To be done: Exactly the lines from the one containing "Convert this document image to plain text." through the end of the data below are to be reproduced, and nothing besides them.
____
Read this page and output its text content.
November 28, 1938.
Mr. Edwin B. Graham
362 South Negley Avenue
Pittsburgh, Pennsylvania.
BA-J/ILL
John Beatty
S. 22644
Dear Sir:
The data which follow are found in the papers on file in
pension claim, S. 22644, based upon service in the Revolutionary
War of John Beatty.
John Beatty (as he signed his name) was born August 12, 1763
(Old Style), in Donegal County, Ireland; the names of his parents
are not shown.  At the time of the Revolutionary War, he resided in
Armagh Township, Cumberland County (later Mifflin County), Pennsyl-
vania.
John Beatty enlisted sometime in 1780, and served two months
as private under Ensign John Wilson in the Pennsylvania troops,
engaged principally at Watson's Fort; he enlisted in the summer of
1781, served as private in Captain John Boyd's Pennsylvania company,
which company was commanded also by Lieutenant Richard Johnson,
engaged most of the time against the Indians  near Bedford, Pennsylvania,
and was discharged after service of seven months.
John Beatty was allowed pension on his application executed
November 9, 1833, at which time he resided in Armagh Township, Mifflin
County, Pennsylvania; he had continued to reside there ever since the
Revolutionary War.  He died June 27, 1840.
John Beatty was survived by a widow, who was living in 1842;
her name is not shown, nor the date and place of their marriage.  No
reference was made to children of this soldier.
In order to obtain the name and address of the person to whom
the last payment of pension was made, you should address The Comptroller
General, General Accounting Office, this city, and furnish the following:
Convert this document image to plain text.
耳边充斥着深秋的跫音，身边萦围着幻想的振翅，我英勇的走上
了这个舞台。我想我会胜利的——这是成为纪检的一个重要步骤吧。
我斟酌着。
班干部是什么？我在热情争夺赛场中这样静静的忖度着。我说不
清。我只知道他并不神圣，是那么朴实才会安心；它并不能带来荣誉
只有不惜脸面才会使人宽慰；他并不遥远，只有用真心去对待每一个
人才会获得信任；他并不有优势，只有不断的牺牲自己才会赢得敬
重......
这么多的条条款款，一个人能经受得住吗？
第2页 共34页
____
Reply to the task:
Convert this document image to plain text.
耳边充斥着深秋的跫音，身边萦围着幻想的振翅，我英勇的走上
了这个舞台。我想我会胜利的——这是成为纪检的一个重要步骤吧。
我斟酌着。
班干部是什么？我在热情争夺赛场中这样静静的忖度着。我说不
清。我只知道他并不神圣，是那么朴实才会安心；它并不能带来荣誉
只有不惜脸面才会使人宽慰；他并不遥远，只有用真心去对待每一个
人才会获得信任；他并不有优势，只有不断的牺牲自己才会赢得敬
重......
这么多的条条款款，一个人能经受得住吗？
第2页 共34页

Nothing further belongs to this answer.